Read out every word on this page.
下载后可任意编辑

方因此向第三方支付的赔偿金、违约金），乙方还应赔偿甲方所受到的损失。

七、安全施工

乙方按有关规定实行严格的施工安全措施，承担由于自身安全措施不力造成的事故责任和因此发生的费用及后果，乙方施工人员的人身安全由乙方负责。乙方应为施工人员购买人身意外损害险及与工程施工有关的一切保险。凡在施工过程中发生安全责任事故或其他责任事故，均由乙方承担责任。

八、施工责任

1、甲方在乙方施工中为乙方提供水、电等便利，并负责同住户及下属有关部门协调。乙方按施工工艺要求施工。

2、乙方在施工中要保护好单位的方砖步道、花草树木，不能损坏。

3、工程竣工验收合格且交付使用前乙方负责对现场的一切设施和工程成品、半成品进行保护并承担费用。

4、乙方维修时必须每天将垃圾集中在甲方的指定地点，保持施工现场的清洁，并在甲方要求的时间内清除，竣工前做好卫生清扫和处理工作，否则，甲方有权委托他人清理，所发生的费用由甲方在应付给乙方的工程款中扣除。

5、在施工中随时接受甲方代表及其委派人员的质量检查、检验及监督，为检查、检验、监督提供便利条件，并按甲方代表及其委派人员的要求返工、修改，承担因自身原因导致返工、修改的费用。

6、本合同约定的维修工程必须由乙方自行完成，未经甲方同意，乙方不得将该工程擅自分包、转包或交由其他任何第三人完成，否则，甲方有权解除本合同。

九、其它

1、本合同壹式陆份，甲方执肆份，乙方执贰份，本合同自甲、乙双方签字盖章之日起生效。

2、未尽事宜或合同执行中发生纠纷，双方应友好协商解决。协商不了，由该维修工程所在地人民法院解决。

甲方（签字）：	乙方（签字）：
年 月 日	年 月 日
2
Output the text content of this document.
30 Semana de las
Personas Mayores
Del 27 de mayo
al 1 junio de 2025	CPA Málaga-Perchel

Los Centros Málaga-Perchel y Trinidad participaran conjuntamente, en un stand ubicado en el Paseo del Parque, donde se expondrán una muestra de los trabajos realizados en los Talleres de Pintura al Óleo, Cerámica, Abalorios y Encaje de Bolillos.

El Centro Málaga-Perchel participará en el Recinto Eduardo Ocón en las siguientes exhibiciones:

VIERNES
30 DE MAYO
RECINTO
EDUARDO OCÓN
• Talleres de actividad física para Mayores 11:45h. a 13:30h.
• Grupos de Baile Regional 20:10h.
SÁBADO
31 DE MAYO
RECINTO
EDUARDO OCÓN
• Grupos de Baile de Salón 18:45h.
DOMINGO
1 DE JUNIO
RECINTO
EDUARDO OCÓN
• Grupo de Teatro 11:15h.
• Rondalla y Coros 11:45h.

+ + + + + + +

(Exercise aim)
Take the line holding "Output the text content of this document." and all lines after it through the end of the data, and set them down exactly.

(Response to the exercise)
Output the text content of this document.
30 Semana de las
Personas Mayores
Del 27 de mayo
al 1 junio de 2025	CPA Málaga-Perchel

Los Centros Málaga-Perchel y Trinidad participaran conjuntamente, en un stand ubicado en el Paseo del Parque, donde se expondrán una muestra de los trabajos realizados en los Talleres de Pintura al Óleo, Cerámica, Abalorios y Encaje de Bolillos.

El Centro Málaga-Perchel participará en el Recinto Eduardo Ocón en las siguientes exhibiciones:

VIERNES
30 DE MAYO
RECINTO
EDUARDO OCÓN
• Talleres de actividad física para Mayores 11:45h. a 13:30h.
• Grupos de Baile Regional 20:10h.
SÁBADO
31 DE MAYO
RECINTO
EDUARDO OCÓN
• Grupos de Baile de Salón 18:45h.
DOMINGO
1 DE JUNIO
RECINTO
EDUARDO OCÓN
• Grupo de Teatro 11:15h.
• Rondalla y Coros 11:45h.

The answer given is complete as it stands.